**WHAT TO PRODUCE**
Each line below that contains "JSON" counts once; report the total and nothing more.

::: DATASET EXTRACT :::

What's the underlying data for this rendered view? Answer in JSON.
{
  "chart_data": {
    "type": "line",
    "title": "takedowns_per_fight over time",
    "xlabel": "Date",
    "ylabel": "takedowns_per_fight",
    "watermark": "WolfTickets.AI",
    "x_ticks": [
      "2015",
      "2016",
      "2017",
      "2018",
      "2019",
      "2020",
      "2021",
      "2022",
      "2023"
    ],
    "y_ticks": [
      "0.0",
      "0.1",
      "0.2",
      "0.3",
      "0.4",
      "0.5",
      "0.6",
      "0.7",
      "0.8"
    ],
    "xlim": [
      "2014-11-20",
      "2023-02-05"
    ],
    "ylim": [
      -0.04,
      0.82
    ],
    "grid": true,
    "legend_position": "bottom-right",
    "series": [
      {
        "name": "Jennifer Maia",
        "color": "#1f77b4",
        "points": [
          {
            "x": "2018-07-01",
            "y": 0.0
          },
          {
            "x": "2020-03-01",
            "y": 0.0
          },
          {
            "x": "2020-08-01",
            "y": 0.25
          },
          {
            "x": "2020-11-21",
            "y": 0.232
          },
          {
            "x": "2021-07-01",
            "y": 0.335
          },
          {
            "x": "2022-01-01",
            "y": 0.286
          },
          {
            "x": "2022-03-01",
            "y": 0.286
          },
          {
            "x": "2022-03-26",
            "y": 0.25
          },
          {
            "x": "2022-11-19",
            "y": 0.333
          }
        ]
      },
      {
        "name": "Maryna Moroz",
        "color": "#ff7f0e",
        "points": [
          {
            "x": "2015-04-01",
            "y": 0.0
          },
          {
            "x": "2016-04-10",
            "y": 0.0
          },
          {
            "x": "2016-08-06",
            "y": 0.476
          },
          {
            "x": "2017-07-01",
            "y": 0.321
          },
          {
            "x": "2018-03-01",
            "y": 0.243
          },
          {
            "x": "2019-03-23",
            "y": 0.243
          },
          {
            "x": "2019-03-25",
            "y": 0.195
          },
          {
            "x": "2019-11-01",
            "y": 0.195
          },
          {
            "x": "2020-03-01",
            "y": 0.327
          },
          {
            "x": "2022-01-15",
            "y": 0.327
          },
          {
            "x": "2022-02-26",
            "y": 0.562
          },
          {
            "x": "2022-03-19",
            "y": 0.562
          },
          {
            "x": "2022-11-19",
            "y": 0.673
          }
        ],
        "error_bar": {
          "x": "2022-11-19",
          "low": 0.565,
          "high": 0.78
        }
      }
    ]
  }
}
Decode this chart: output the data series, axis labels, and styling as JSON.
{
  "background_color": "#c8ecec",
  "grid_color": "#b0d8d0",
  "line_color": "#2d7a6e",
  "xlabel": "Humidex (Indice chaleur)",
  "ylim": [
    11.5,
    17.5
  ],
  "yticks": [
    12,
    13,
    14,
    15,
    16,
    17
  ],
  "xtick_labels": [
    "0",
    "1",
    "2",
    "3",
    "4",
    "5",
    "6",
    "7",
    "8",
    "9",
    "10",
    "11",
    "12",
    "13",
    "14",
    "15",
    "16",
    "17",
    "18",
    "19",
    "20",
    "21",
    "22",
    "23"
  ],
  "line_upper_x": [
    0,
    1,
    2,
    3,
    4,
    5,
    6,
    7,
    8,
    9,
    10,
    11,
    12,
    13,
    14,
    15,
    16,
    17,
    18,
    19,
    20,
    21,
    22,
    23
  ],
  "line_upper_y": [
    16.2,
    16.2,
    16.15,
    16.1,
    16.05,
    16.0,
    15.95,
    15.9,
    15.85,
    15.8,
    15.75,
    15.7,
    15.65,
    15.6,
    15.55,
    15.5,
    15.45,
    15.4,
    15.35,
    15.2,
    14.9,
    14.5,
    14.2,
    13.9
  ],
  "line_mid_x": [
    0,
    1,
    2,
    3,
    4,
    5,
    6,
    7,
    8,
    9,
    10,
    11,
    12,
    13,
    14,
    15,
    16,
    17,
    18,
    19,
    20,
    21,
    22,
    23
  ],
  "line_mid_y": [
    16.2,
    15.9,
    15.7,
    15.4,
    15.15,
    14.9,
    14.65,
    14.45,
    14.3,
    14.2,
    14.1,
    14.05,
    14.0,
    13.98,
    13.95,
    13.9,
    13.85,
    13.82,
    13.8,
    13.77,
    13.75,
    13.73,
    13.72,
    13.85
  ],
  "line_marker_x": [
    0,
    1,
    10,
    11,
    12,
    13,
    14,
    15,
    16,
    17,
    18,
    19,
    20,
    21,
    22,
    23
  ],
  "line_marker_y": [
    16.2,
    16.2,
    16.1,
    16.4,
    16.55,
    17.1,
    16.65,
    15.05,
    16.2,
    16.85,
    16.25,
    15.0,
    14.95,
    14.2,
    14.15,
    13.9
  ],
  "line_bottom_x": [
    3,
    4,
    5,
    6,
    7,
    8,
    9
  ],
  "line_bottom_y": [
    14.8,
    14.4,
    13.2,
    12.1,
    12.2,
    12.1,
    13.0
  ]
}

:::

**EXERCISE RESPONSE**
2